**The request**
Determine how many lines of the records include "image", and answer with the number alone.

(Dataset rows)
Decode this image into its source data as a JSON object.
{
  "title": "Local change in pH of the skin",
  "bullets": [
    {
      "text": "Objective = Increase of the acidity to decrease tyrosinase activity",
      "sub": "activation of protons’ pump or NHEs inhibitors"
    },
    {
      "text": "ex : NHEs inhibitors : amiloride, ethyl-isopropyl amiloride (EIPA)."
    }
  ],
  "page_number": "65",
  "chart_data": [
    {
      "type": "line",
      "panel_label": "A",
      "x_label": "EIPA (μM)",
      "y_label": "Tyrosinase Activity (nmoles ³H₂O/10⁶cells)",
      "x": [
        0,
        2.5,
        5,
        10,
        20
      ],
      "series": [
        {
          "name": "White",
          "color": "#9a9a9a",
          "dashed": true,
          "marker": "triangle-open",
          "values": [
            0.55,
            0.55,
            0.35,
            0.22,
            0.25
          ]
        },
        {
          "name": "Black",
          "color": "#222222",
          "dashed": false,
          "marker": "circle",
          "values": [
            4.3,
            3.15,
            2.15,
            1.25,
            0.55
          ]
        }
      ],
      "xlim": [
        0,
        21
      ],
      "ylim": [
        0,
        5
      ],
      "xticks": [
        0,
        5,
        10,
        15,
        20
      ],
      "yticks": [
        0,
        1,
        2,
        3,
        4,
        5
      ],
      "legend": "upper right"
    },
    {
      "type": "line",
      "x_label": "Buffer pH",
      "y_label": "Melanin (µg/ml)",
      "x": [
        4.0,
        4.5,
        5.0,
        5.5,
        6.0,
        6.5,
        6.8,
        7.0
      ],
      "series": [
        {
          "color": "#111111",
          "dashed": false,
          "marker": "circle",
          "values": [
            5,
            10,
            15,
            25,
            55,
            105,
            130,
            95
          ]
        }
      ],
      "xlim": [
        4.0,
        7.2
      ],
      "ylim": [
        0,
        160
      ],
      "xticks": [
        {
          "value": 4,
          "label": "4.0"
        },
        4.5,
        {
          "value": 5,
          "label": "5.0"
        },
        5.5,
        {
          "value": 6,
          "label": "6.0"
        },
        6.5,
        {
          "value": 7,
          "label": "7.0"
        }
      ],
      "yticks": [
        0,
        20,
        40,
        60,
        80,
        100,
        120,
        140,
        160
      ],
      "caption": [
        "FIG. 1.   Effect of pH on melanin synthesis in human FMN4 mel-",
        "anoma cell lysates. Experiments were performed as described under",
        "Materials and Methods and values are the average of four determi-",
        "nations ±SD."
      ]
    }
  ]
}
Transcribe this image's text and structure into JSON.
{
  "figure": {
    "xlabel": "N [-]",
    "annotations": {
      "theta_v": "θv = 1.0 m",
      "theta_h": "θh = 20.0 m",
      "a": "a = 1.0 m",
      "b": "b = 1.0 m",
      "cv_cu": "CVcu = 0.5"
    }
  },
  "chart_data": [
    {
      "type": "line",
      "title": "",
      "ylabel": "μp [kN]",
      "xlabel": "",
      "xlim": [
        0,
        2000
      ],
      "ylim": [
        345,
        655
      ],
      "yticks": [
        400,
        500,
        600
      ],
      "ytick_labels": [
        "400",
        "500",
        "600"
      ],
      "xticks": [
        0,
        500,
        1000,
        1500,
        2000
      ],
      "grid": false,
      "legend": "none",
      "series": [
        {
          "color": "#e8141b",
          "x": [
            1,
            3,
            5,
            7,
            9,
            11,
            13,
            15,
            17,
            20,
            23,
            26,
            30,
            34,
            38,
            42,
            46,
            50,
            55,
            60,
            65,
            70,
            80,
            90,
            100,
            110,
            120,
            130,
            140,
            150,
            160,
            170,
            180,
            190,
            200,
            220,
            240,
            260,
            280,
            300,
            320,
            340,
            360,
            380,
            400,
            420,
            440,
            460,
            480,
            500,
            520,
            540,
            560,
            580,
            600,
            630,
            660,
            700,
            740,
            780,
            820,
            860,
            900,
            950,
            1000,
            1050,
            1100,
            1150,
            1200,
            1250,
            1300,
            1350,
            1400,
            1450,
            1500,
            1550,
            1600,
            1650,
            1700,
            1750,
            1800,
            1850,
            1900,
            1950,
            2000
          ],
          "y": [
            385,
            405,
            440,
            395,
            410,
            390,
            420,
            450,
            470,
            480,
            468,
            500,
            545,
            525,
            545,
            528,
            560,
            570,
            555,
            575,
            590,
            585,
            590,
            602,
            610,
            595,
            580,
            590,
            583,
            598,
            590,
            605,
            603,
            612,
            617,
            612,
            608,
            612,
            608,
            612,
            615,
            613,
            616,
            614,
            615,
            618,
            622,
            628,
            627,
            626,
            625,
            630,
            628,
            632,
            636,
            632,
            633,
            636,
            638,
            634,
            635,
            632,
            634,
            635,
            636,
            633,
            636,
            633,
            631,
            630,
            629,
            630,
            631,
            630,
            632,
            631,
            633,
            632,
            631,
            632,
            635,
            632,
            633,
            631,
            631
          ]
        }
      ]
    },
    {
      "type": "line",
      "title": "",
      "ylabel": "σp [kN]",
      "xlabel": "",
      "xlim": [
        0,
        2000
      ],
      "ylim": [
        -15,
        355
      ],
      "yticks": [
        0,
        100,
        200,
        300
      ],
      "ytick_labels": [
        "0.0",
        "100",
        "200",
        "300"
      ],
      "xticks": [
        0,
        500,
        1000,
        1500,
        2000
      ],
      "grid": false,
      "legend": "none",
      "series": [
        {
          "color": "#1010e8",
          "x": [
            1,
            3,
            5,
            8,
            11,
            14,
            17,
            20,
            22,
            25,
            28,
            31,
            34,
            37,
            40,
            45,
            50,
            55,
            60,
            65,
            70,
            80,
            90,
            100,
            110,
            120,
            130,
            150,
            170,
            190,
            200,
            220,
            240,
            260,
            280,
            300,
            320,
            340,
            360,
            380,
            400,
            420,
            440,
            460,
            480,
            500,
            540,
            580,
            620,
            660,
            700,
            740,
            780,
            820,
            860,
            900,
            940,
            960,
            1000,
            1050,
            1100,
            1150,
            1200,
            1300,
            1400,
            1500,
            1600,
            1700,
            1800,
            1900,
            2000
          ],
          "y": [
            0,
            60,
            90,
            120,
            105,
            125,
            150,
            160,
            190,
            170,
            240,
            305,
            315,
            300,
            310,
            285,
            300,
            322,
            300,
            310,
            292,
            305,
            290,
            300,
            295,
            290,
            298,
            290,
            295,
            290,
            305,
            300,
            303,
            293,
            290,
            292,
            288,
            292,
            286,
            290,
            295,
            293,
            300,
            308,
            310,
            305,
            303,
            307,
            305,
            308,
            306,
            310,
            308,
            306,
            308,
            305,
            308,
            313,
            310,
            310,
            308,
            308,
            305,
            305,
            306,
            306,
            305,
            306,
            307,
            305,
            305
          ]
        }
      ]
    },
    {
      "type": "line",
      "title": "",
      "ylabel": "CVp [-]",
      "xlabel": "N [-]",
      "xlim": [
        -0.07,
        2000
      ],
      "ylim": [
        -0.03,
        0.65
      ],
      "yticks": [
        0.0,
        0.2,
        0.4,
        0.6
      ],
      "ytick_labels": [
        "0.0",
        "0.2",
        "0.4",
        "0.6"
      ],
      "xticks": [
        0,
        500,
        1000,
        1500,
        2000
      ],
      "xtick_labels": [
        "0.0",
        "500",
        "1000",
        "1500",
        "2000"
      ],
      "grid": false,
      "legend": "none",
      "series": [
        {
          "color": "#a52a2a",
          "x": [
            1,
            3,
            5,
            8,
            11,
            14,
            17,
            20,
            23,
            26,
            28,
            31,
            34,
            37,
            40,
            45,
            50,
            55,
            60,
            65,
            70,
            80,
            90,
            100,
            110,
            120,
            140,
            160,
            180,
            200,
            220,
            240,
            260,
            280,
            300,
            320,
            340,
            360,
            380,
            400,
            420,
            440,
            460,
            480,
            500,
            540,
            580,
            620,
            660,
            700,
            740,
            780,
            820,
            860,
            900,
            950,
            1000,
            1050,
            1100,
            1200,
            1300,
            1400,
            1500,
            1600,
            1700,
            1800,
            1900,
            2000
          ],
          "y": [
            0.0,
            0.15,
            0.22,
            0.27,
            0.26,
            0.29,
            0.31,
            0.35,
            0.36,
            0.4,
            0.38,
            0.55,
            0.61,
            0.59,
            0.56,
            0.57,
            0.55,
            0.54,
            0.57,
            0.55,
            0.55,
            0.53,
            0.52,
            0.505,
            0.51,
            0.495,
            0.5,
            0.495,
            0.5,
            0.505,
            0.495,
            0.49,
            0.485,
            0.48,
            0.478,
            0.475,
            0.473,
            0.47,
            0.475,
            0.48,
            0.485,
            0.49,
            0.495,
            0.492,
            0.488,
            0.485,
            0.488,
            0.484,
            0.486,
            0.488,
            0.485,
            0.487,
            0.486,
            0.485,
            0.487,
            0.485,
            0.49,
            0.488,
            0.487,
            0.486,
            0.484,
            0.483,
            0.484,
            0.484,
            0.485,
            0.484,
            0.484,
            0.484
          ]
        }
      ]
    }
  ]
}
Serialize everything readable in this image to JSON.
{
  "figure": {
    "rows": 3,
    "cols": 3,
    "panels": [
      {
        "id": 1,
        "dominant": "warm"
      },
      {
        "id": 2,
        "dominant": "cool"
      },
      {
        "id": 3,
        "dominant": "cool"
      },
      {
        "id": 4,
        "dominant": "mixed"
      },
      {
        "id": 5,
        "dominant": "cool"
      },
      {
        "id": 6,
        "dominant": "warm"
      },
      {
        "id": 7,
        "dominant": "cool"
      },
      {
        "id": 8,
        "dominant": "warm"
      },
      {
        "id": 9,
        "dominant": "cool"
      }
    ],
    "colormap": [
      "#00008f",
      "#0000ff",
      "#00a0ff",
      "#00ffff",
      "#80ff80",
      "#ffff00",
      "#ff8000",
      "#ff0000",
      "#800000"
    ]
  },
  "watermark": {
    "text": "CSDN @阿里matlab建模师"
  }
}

**Written solution**
3